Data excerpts
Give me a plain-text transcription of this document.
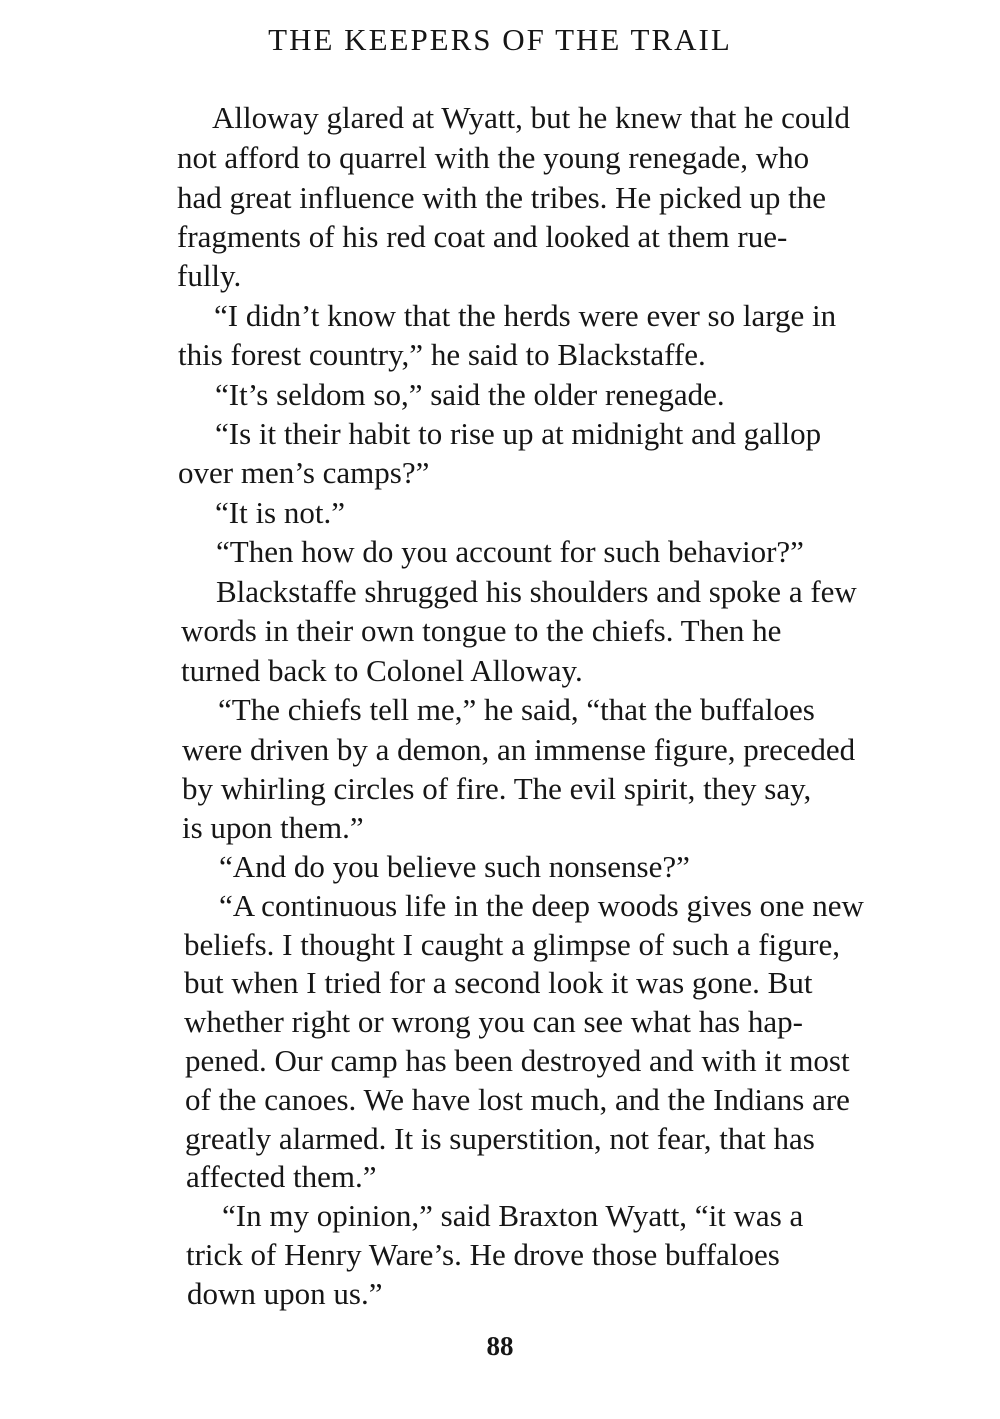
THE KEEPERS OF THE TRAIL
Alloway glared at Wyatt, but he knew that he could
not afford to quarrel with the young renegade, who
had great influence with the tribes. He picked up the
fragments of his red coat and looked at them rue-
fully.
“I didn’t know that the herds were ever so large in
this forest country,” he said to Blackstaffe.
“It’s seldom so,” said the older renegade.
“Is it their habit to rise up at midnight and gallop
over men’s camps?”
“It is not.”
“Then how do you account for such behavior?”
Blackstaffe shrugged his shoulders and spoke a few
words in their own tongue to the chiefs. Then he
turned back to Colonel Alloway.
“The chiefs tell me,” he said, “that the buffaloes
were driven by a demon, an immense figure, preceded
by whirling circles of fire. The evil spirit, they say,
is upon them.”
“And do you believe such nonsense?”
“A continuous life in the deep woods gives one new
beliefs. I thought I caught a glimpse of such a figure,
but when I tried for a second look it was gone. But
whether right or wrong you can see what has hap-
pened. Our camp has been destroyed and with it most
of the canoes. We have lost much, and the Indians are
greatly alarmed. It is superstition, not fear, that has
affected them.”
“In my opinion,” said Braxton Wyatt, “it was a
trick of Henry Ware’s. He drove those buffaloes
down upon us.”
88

● Set problem
Leave the pictures out, and transcribe each of the records exactly.

● Expected answer
Give me a plain-text transcription of this document.
THE KEEPERS OF THE TRAIL
Alloway glared at Wyatt, but he knew that he could
not afford to quarrel with the young renegade, who
had great influence with the tribes. He picked up the
fragments of his red coat and looked at them rue-
fully.
“I didn’t know that the herds were ever so large in
this forest country,” he said to Blackstaffe.
“It’s seldom so,” said the older renegade.
“Is it their habit to rise up at midnight and gallop
over men’s camps?”
“It is not.”
“Then how do you account for such behavior?”
Blackstaffe shrugged his shoulders and spoke a few
words in their own tongue to the chiefs. Then he
turned back to Colonel Alloway.
“The chiefs tell me,” he said, “that the buffaloes
were driven by a demon, an immense figure, preceded
by whirling circles of fire. The evil spirit, they say,
is upon them.”
“And do you believe such nonsense?”
“A continuous life in the deep woods gives one new
beliefs. I thought I caught a glimpse of such a figure,
but when I tried for a second look it was gone. But
whether right or wrong you can see what has hap-
pened. Our camp has been destroyed and with it most
of the canoes. We have lost much, and the Indians are
greatly alarmed. It is superstition, not fear, that has
affected them.”
“In my opinion,” said Braxton Wyatt, “it was a
trick of Henry Ware’s. He drove those buffaloes
down upon us.”
88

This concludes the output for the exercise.